Stored records:
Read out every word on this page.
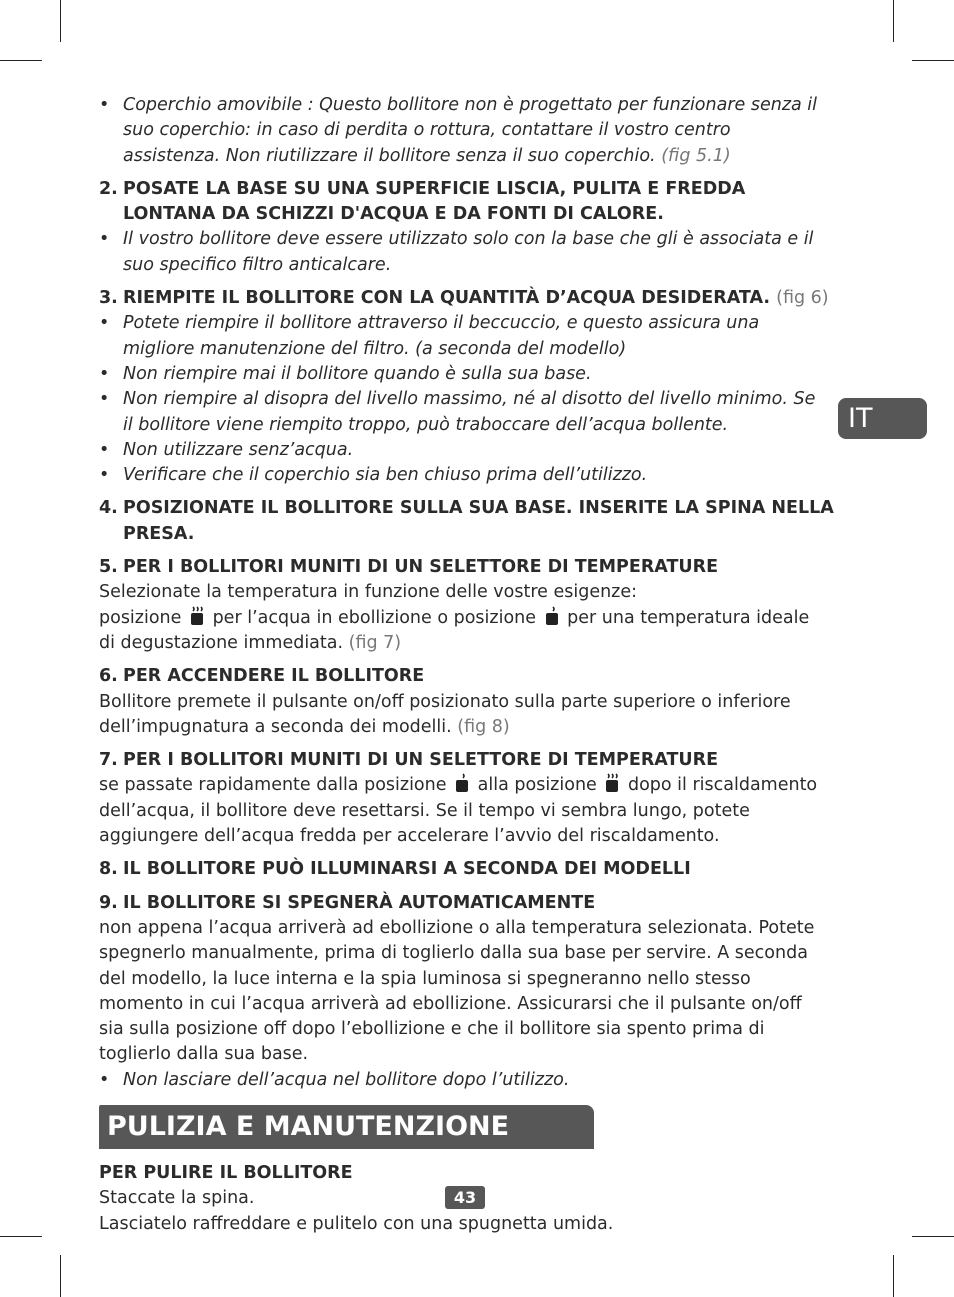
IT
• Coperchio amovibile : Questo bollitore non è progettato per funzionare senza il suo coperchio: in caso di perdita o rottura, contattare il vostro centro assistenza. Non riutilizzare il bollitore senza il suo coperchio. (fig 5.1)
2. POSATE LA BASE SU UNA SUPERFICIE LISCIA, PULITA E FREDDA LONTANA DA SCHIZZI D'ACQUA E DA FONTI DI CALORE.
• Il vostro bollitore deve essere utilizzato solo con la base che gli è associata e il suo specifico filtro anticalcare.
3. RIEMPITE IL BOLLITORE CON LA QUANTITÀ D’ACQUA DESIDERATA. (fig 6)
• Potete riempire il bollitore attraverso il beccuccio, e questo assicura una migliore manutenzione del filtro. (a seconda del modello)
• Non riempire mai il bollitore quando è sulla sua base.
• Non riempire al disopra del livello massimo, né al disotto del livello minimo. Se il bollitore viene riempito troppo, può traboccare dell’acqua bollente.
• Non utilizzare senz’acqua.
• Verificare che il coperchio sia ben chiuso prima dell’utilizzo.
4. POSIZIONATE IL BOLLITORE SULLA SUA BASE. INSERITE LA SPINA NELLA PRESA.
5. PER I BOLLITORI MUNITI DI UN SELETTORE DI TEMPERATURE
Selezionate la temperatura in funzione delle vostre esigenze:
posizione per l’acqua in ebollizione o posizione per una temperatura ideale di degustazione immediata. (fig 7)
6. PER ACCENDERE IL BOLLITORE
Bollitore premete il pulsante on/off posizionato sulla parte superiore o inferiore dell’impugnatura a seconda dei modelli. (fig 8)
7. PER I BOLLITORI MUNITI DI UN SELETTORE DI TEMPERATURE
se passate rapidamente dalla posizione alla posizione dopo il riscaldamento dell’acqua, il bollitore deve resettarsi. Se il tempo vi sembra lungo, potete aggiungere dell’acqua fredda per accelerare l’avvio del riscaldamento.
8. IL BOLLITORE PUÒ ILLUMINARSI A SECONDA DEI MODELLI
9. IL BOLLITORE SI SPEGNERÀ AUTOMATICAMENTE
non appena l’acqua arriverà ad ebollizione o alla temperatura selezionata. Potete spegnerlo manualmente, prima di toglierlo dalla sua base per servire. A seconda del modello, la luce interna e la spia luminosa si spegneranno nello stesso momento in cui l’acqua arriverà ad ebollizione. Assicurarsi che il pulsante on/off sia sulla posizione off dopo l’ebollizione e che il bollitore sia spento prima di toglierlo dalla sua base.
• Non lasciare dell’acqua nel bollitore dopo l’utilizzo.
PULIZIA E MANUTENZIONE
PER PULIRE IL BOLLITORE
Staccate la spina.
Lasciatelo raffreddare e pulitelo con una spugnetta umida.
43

Directive - Set each line of the records down exactly, leaving every picture out.

Result for this task -
Read out every word on this page.
IT
• Coperchio amovibile : Questo bollitore non è progettato per funzionare senza il suo coperchio: in caso di perdita o rottura, contattare il vostro centro assistenza. Non riutilizzare il bollitore senza il suo coperchio. (fig 5.1)
2. POSATE LA BASE SU UNA SUPERFICIE LISCIA, PULITA E FREDDA LONTANA DA SCHIZZI D'ACQUA E DA FONTI DI CALORE.
• Il vostro bollitore deve essere utilizzato solo con la base che gli è associata e il suo specifico filtro anticalcare.
3. RIEMPITE IL BOLLITORE CON LA QUANTITÀ D’ACQUA DESIDERATA. (fig 6)
• Potete riempire il bollitore attraverso il beccuccio, e questo assicura una migliore manutenzione del filtro. (a seconda del modello)
• Non riempire mai il bollitore quando è sulla sua base.
• Non riempire al disopra del livello massimo, né al disotto del livello minimo. Se il bollitore viene riempito troppo, può traboccare dell’acqua bollente.
• Non utilizzare senz’acqua.
• Verificare che il coperchio sia ben chiuso prima dell’utilizzo.
4. POSIZIONATE IL BOLLITORE SULLA SUA BASE. INSERITE LA SPINA NELLA PRESA.
5. PER I BOLLITORI MUNITI DI UN SELETTORE DI TEMPERATURE
Selezionate la temperatura in funzione delle vostre esigenze:
posizione per l’acqua in ebollizione o posizione per una temperatura ideale di degustazione immediata. (fig 7)
6. PER ACCENDERE IL BOLLITORE
Bollitore premete il pulsante on/off posizionato sulla parte superiore o inferiore dell’impugnatura a seconda dei modelli. (fig 8)
7. PER I BOLLITORI MUNITI DI UN SELETTORE DI TEMPERATURE
se passate rapidamente dalla posizione alla posizione dopo il riscaldamento dell’acqua, il bollitore deve resettarsi. Se il tempo vi sembra lungo, potete aggiungere dell’acqua fredda per accelerare l’avvio del riscaldamento.
8. IL BOLLITORE PUÒ ILLUMINARSI A SECONDA DEI MODELLI
9. IL BOLLITORE SI SPEGNERÀ AUTOMATICAMENTE
non appena l’acqua arriverà ad ebollizione o alla temperatura selezionata. Potete spegnerlo manualmente, prima di toglierlo dalla sua base per servire. A seconda del modello, la luce interna e la spia luminosa si spegneranno nello stesso momento in cui l’acqua arriverà ad ebollizione. Assicurarsi che il pulsante on/off sia sulla posizione off dopo l’ebollizione e che il bollitore sia spento prima di toglierlo dalla sua base.
• Non lasciare dell’acqua nel bollitore dopo l’utilizzo.
PULIZIA E MANUTENZIONE
PER PULIRE IL BOLLITORE
Staccate la spina.
Lasciatelo raffreddare e pulitelo con una spugnetta umida.
43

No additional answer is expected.